* Do this
Where a line contains the word "Average", copy that line.

━━━ Task material ━━━

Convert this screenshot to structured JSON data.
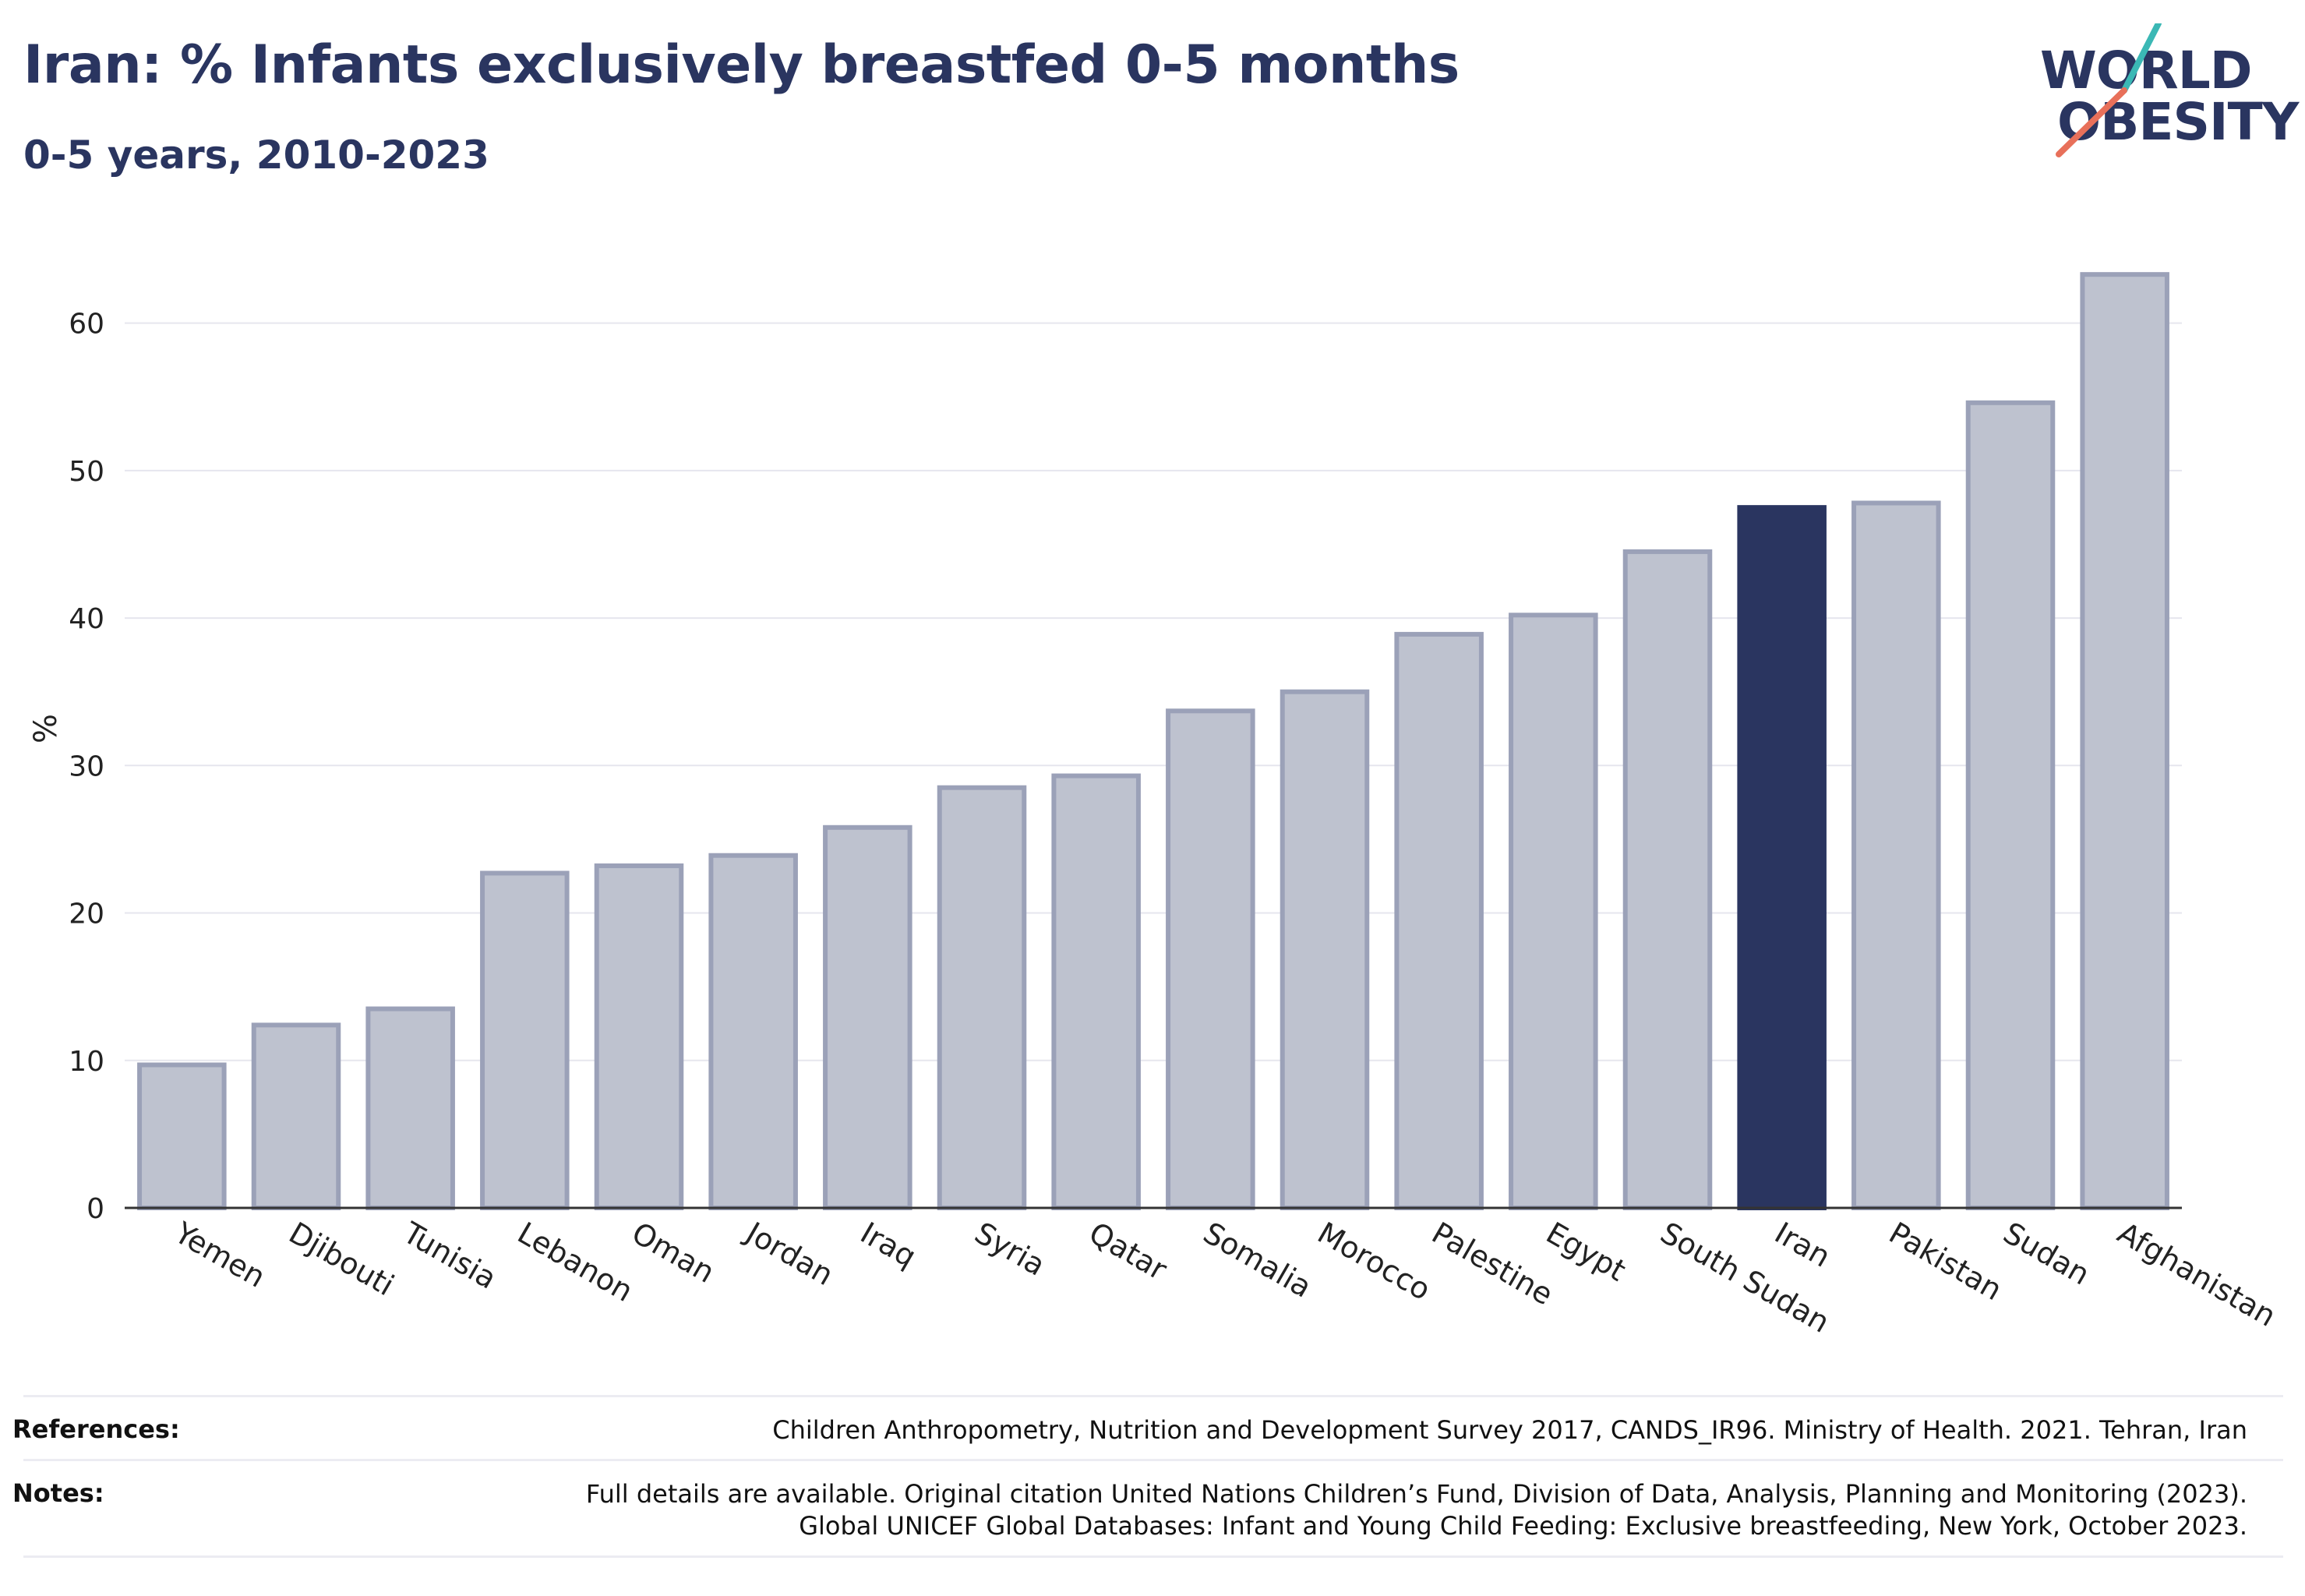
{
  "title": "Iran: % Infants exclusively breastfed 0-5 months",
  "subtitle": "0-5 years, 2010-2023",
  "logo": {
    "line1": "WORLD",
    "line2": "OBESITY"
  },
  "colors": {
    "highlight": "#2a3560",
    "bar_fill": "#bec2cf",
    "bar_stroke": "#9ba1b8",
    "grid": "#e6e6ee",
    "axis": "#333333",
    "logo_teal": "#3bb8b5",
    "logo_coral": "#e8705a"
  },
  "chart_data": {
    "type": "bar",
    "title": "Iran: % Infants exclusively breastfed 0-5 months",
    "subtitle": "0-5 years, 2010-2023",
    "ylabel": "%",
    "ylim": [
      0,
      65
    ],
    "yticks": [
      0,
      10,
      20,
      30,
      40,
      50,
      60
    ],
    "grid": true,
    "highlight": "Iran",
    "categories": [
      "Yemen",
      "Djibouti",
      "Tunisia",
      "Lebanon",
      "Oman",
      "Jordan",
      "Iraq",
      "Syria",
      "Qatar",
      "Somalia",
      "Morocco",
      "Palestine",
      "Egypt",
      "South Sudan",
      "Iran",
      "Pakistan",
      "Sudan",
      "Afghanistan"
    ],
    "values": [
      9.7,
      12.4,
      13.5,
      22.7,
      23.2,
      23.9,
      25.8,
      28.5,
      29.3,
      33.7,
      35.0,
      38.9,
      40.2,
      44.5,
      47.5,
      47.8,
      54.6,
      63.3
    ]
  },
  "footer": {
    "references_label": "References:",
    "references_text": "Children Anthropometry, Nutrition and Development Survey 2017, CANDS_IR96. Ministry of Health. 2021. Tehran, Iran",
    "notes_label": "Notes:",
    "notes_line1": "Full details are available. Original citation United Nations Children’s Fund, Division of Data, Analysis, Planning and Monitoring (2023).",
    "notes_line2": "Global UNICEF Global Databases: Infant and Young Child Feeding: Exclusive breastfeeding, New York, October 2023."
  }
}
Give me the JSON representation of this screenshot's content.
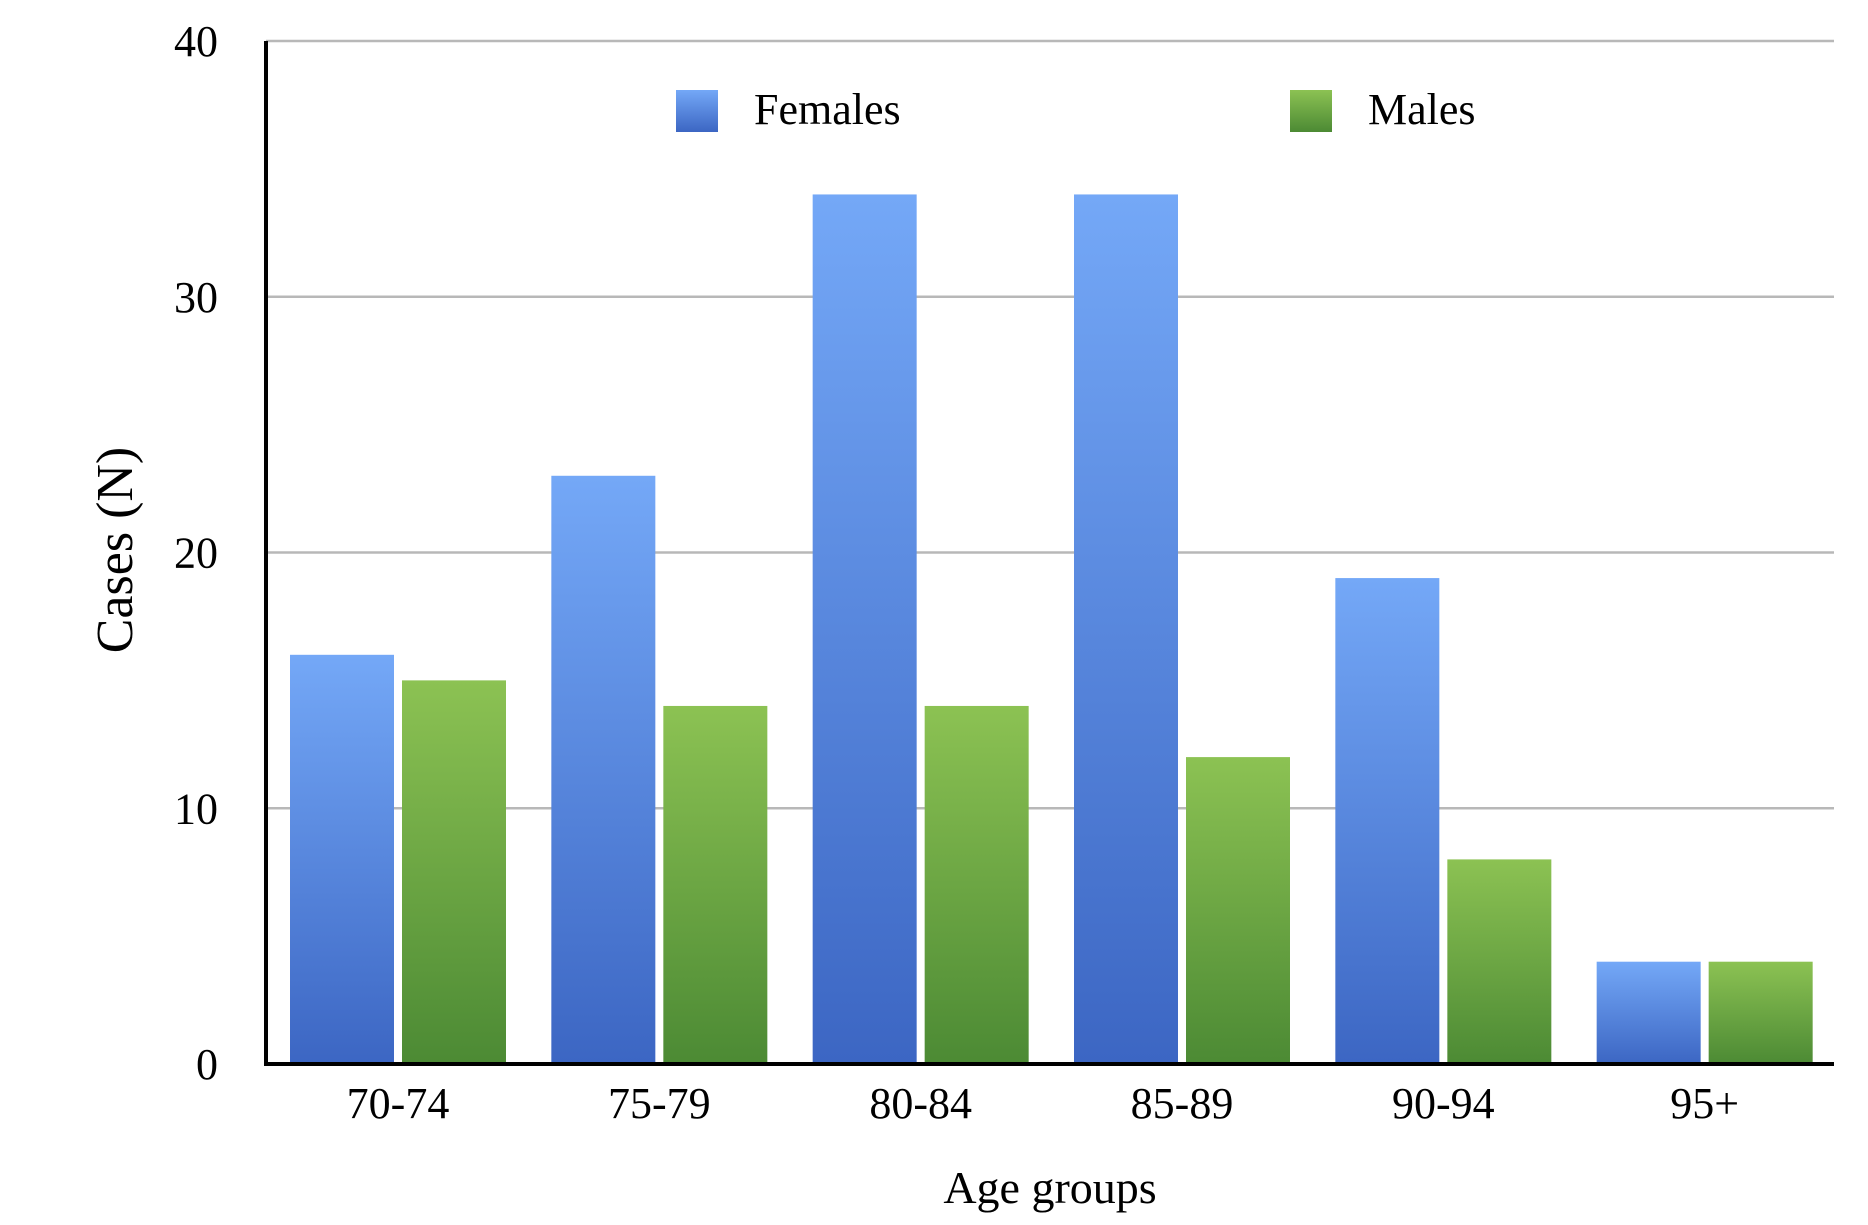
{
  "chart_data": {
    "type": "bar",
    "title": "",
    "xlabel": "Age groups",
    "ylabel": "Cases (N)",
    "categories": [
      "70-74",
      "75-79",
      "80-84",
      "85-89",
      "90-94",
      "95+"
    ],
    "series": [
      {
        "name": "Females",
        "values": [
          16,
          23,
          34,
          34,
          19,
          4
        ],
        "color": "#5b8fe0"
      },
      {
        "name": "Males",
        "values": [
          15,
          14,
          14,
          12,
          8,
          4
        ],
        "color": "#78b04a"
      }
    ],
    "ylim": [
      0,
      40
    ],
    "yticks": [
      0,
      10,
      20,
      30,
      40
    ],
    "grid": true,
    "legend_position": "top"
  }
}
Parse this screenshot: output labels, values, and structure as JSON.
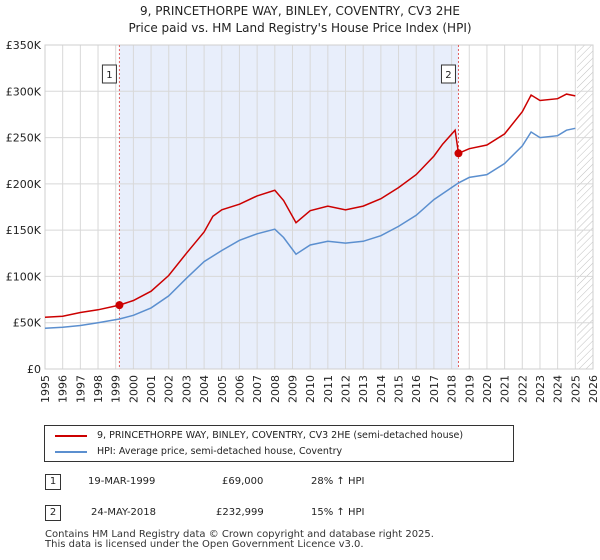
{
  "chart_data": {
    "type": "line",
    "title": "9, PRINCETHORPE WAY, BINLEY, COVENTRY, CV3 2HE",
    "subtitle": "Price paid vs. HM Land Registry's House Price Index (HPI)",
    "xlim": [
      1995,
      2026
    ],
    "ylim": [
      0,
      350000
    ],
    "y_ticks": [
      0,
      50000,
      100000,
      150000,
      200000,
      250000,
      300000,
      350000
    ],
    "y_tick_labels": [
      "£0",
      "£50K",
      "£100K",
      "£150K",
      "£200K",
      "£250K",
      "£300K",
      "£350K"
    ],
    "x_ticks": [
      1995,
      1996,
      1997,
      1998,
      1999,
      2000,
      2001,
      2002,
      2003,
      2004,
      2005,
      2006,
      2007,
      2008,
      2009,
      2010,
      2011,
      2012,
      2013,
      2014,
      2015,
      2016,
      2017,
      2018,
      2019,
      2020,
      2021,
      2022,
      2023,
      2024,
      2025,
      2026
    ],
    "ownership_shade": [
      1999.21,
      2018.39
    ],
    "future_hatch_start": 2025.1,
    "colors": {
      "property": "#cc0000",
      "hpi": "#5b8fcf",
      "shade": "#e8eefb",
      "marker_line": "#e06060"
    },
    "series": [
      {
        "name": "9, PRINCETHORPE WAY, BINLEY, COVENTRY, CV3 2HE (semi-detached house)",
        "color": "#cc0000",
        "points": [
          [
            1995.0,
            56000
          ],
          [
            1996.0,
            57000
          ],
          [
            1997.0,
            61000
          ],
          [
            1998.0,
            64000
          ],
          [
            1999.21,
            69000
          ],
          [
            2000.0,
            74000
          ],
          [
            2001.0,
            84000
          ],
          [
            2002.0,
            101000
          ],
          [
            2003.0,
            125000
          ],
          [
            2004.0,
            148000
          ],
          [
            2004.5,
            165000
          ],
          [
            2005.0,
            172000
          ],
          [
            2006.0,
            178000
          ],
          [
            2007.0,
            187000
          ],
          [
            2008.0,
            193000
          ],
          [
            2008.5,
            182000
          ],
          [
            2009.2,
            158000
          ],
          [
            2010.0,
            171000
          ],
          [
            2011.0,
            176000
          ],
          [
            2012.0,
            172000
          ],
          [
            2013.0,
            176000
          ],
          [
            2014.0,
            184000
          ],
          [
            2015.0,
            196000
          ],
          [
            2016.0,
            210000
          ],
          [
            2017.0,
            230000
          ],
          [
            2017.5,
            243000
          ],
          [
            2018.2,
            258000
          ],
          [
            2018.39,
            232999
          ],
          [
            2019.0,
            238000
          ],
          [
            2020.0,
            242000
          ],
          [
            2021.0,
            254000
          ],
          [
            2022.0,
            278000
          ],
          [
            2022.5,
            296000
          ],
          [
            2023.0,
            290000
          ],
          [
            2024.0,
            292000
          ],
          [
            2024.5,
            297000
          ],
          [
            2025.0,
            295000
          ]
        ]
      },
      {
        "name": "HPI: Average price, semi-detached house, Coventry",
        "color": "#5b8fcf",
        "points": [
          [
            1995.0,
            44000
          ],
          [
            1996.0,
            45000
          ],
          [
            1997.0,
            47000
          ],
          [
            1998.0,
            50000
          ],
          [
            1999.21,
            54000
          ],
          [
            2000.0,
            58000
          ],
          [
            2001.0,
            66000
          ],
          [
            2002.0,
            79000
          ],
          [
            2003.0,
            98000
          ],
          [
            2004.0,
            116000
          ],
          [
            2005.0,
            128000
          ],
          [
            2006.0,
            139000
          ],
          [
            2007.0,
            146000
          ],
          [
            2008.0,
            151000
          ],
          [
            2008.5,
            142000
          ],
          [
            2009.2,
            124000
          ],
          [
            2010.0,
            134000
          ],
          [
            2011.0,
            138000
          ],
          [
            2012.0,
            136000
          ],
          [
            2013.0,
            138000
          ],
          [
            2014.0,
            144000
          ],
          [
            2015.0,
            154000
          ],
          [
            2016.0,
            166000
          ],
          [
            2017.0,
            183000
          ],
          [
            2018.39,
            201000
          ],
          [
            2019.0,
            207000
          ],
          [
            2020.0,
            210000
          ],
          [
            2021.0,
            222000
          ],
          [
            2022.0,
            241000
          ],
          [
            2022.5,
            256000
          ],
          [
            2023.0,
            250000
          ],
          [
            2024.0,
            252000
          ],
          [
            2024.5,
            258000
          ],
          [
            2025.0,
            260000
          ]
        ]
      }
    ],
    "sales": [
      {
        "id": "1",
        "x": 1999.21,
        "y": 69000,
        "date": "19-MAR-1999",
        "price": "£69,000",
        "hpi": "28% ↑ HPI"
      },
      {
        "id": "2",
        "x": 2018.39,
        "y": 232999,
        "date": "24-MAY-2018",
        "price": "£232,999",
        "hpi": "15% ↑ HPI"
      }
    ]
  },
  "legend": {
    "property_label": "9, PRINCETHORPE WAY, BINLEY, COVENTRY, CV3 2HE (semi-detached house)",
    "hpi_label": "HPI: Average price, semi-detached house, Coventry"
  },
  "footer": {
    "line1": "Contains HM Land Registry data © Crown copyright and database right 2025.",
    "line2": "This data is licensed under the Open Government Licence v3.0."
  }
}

━━━

* Task output
        "name": "HPI: Average price, semi-detached house, Coventry",
    "hpi_label": "HPI: Average price, semi-detached house, Coventry"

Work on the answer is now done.